# Exercise requirements
Word for word, quote all of the material, omitting the pictures.

# START OF Data listing

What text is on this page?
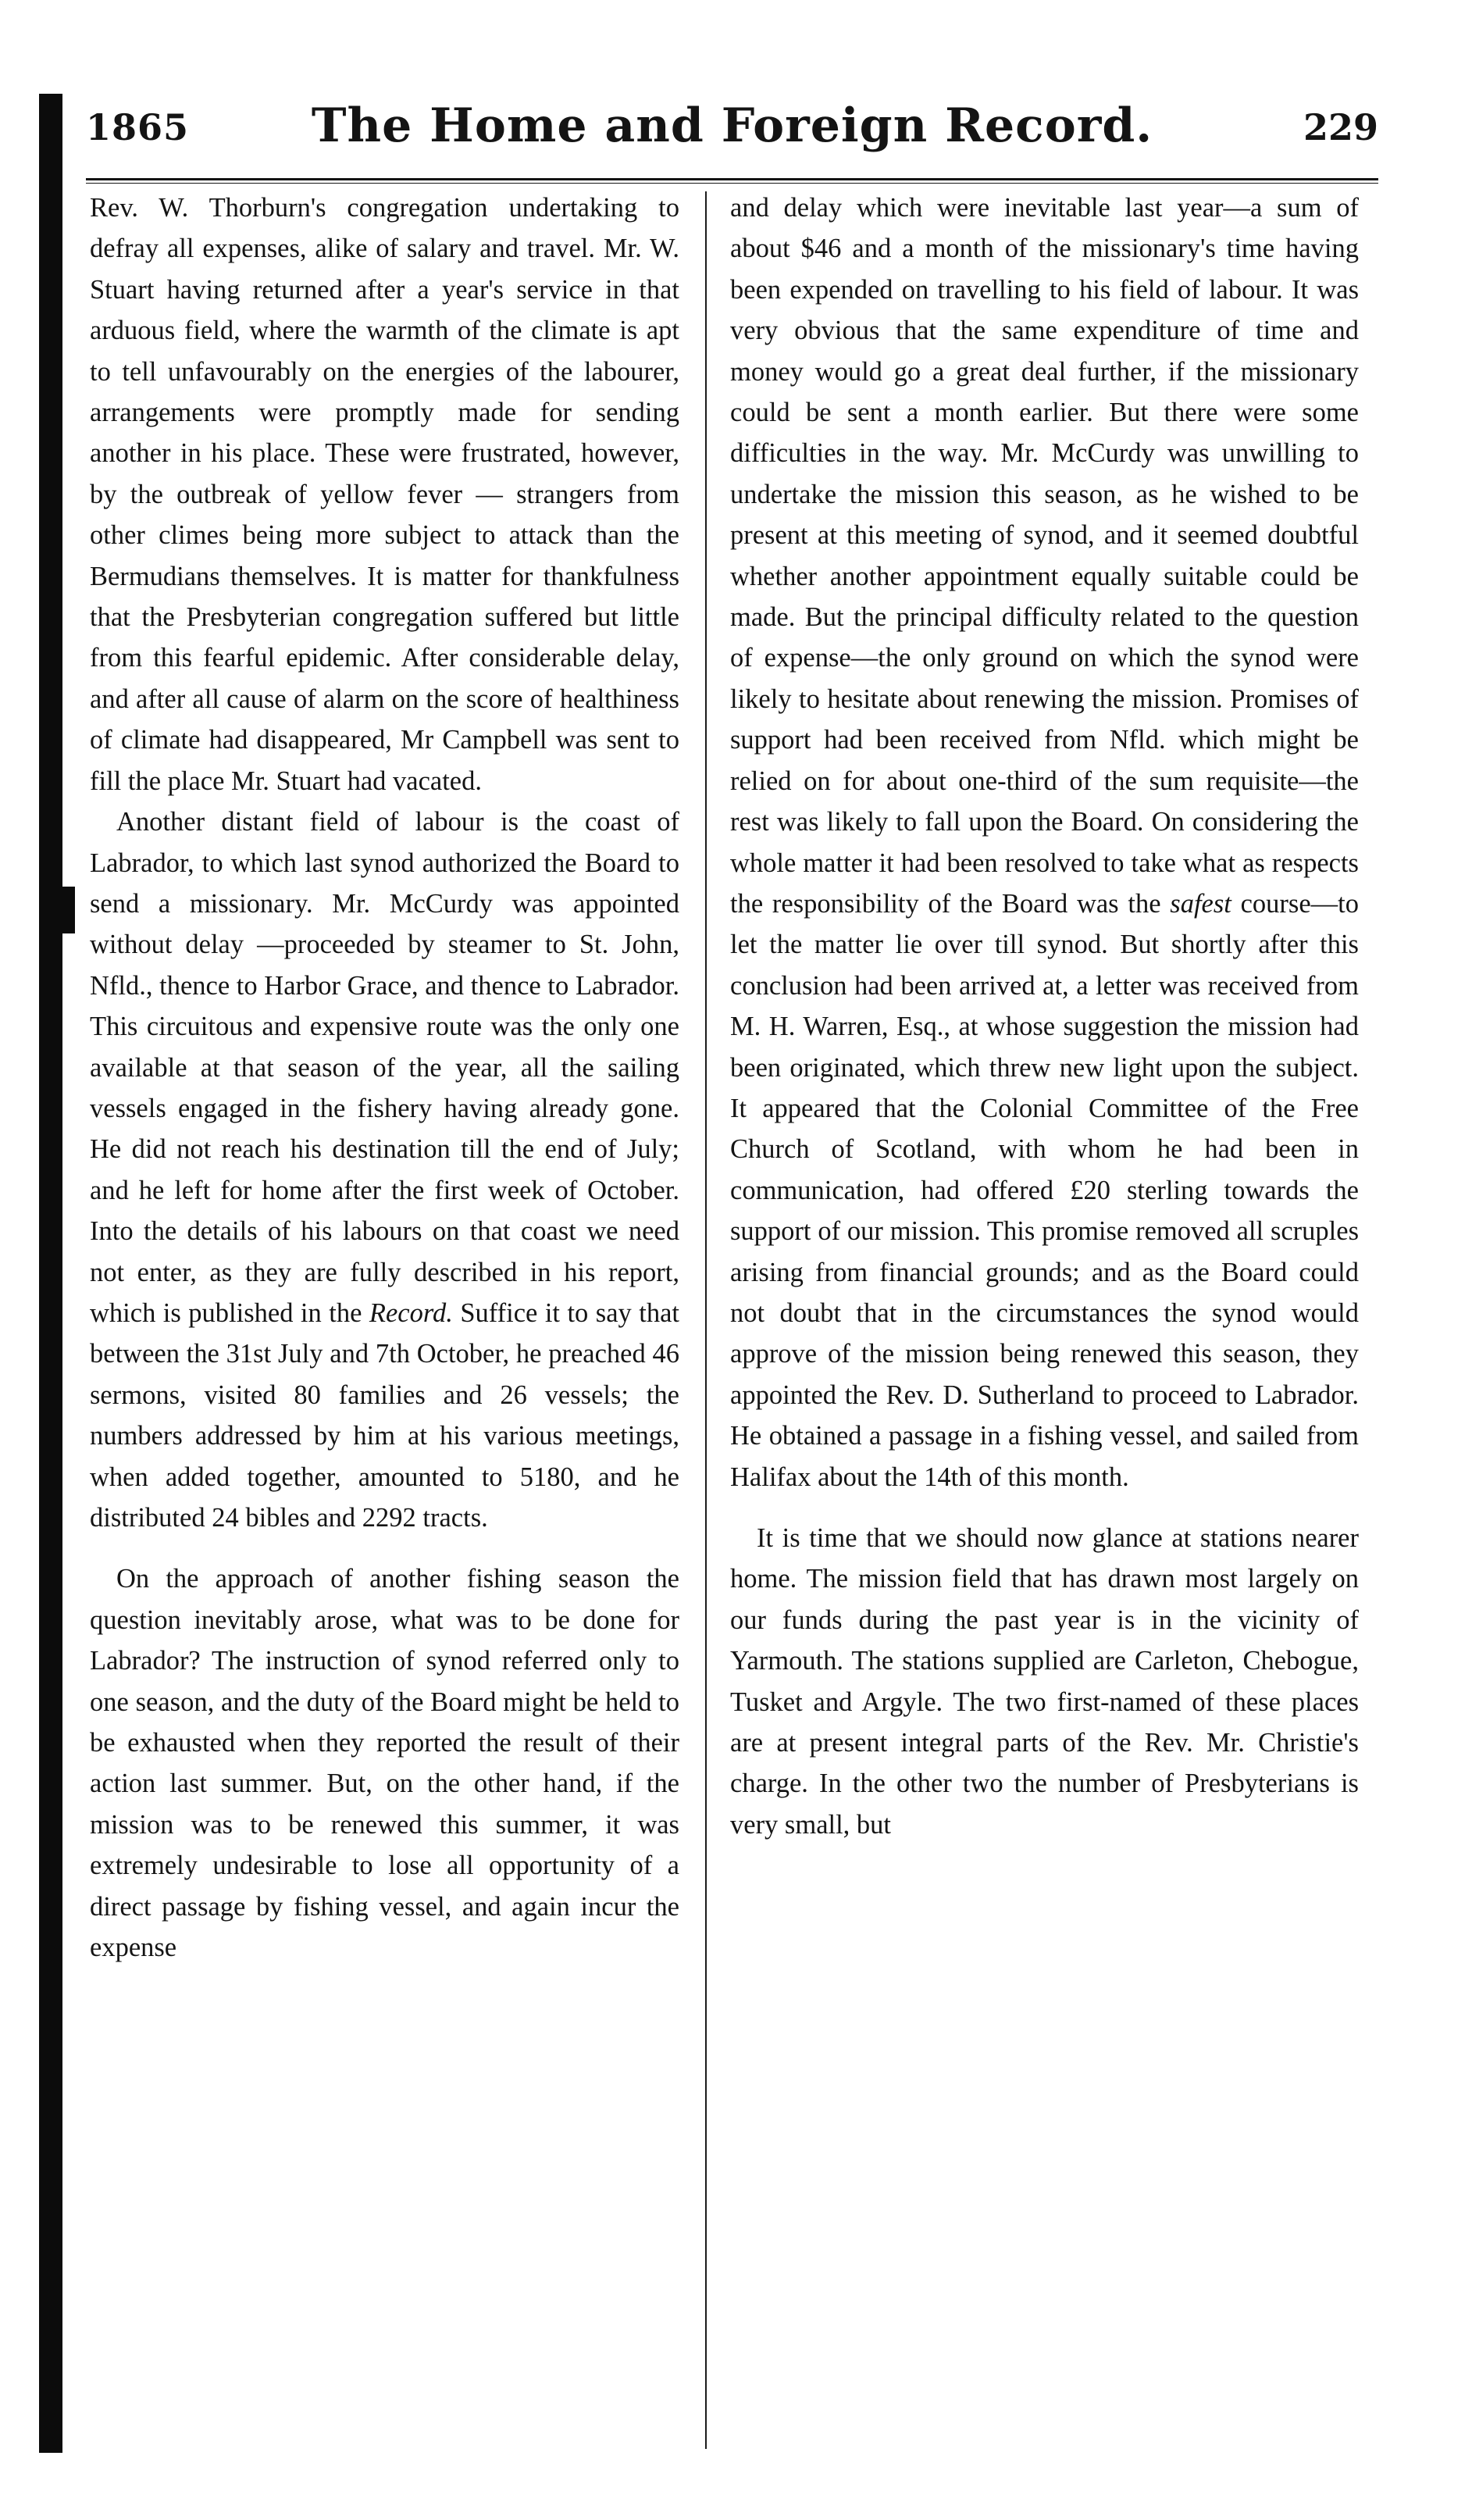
1865	The Home and Foreign Record.	229

Rev. W. Thorburn's congregation undertaking to defray all expenses, alike of salary and travel. Mr. W. Stuart having returned after a year's service in that arduous field, where the warmth of the climate is apt to tell unfavourably on the energies of the labourer, arrangements were promptly made for sending another in his place. These were frustrated, however, by the outbreak of yellow fever — strangers from other climes being more subject to attack than the Bermudians themselves. It is matter for thankfulness that the Presbyterian congregation suffered but little from this fearful epidemic. After considerable delay, and after all cause of alarm on the score of healthiness of climate had disappeared, Mr Campbell was sent to fill the place Mr. Stuart had vacated.

Another distant field of labour is the coast of Labrador, to which last synod authorized the Board to send a missionary. Mr. McCurdy was appointed without delay —proceeded by steamer to St. John, Nfld., thence to Harbor Grace, and thence to Labrador. This circuitous and expensive route was the only one available at that season of the year, all the sailing vessels engaged in the fishery having already gone. He did not reach his destination till the end of July; and he left for home after the first week of October. Into the details of his labours on that coast we need not enter, as they are fully described in his report, which is published in the Record. Suffice it to say that between the 31st July and 7th October, he preached 46 sermons, visited 80 families and 26 vessels; the numbers addressed by him at his various meetings, when added together, amounted to 5180, and he distributed 24 bibles and 2292 tracts.

On the approach of another fishing season the question inevitably arose, what was to be done for Labrador? The instruction of synod referred only to one season, and the duty of the Board might be held to be exhausted when they reported the result of their action last summer. But, on the other hand, if the mission was to be renewed this summer, it was extremely undesirable to lose all opportunity of a direct passage by fishing vessel, and again incur the expense

and delay which were inevitable last year—a sum of about $46 and a month of the missionary's time having been expended on travelling to his field of labour. It was very obvious that the same expenditure of time and money would go a great deal further, if the missionary could be sent a month earlier. But there were some difficulties in the way. Mr. McCurdy was unwilling to undertake the mission this season, as he wished to be present at this meeting of synod, and it seemed doubtful whether another appointment equally suitable could be made. But the principal difficulty related to the question of expense—the only ground on which the synod were likely to hesitate about renewing the mission. Promises of support had been received from Nfld. which might be relied on for about one-third of the sum requisite—the rest was likely to fall upon the Board. On considering the whole matter it had been resolved to take what as respects the responsibility of the Board was the safest course—to let the matter lie over till synod. But shortly after this conclusion had been arrived at, a letter was received from M. H. Warren, Esq., at whose suggestion the mission had been originated, which threw new light upon the subject. It appeared that the Colonial Committee of the Free Church of Scotland, with whom he had been in communication, had offered £20 sterling towards the support of our mission. This promise removed all scruples arising from financial grounds; and as the Board could not doubt that in the circumstances the synod would approve of the mission being renewed this season, they appointed the Rev. D. Sutherland to proceed to Labrador. He obtained a passage in a fishing vessel, and sailed from Halifax about the 14th of this month.

It is time that we should now glance at stations nearer home. The mission field that has drawn most largely on our funds during the past year is in the vicinity of Yarmouth. The stations supplied are Carleton, Chebogue, Tusket and Argyle. The two first-named of these places are at present integral parts of the Rev. Mr. Christie's charge. In the other two the number of Presbyterians is very small, but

# END OF Data listing

# Answer to this exercise
What text is on this page?
1865	The Home and Foreign Record.	229

Rev. W. Thorburn's congregation undertaking to defray all expenses, alike of salary and travel. Mr. W. Stuart having returned after a year's service in that arduous field, where the warmth of the climate is apt to tell unfavourably on the energies of the labourer, arrangements were promptly made for sending another in his place. These were frustrated, however, by the outbreak of yellow fever — strangers from other climes being more subject to attack than the Bermudians themselves. It is matter for thankfulness that the Presbyterian congregation suffered but little from this fearful epidemic. After considerable delay, and after all cause of alarm on the score of healthiness of climate had disappeared, Mr Campbell was sent to fill the place Mr. Stuart had vacated.

Another distant field of labour is the coast of Labrador, to which last synod authorized the Board to send a missionary. Mr. McCurdy was appointed without delay —proceeded by steamer to St. John, Nfld., thence to Harbor Grace, and thence to Labrador. This circuitous and expensive route was the only one available at that season of the year, all the sailing vessels engaged in the fishery having already gone. He did not reach his destination till the end of July; and he left for home after the first week of October. Into the details of his labours on that coast we need not enter, as they are fully described in his report, which is published in the Record. Suffice it to say that between the 31st July and 7th October, he preached 46 sermons, visited 80 families and 26 vessels; the numbers addressed by him at his various meetings, when added together, amounted to 5180, and he distributed 24 bibles and 2292 tracts.

On the approach of another fishing season the question inevitably arose, what was to be done for Labrador? The instruction of synod referred only to one season, and the duty of the Board might be held to be exhausted when they reported the result of their action last summer. But, on the other hand, if the mission was to be renewed this summer, it was extremely undesirable to lose all opportunity of a direct passage by fishing vessel, and again incur the expense

and delay which were inevitable last year—a sum of about $46 and a month of the missionary's time having been expended on travelling to his field of labour. It was very obvious that the same expenditure of time and money would go a great deal further, if the missionary could be sent a month earlier. But there were some difficulties in the way. Mr. McCurdy was unwilling to undertake the mission this season, as he wished to be present at this meeting of synod, and it seemed doubtful whether another appointment equally suitable could be made. But the principal difficulty related to the question of expense—the only ground on which the synod were likely to hesitate about renewing the mission. Promises of support had been received from Nfld. which might be relied on for about one-third of the sum requisite—the rest was likely to fall upon the Board. On considering the whole matter it had been resolved to take what as respects the responsibility of the Board was the safest course—to let the matter lie over till synod. But shortly after this conclusion had been arrived at, a letter was received from M. H. Warren, Esq., at whose suggestion the mission had been originated, which threw new light upon the subject. It appeared that the Colonial Committee of the Free Church of Scotland, with whom he had been in communication, had offered £20 sterling towards the support of our mission. This promise removed all scruples arising from financial grounds; and as the Board could not doubt that in the circumstances the synod would approve of the mission being renewed this season, they appointed the Rev. D. Sutherland to proceed to Labrador. He obtained a passage in a fishing vessel, and sailed from Halifax about the 14th of this month.

It is time that we should now glance at stations nearer home. The mission field that has drawn most largely on our funds during the past year is in the vicinity of Yarmouth. The stations supplied are Carleton, Chebogue, Tusket and Argyle. The two first-named of these places are at present integral parts of the Rev. Mr. Christie's charge. In the other two the number of Presbyterians is very small, but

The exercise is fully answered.